Figure record extracts:
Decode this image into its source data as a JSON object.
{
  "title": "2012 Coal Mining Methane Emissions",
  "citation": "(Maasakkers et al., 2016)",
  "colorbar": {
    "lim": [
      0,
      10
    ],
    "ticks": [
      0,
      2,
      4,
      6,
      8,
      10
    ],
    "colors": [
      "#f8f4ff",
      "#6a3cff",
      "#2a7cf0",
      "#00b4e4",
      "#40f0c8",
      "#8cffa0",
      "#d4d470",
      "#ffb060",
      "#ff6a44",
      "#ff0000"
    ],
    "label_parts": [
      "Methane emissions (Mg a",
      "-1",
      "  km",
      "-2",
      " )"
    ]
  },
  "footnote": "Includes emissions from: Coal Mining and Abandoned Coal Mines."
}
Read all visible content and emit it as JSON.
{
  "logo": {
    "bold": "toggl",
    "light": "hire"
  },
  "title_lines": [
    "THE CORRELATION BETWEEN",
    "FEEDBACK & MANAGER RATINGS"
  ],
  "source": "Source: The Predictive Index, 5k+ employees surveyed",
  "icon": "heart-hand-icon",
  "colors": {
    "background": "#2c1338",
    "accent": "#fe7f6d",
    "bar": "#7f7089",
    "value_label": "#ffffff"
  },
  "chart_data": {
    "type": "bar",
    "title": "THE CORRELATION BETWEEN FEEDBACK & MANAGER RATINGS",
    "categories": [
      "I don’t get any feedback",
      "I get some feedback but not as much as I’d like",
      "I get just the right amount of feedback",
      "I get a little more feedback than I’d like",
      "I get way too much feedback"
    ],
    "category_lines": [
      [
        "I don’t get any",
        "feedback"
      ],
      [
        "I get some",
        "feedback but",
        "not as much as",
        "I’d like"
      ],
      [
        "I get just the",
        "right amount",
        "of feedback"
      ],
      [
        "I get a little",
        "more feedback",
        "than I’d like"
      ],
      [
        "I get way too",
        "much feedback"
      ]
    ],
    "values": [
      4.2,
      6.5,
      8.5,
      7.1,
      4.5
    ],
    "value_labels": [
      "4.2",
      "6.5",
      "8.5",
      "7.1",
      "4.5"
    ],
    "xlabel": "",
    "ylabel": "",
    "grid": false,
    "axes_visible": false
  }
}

◆ What the exercise asks:
Above are lines of data; state how many of them contain the word "RATINGS", with no other output.

◆ Reply to the task:
2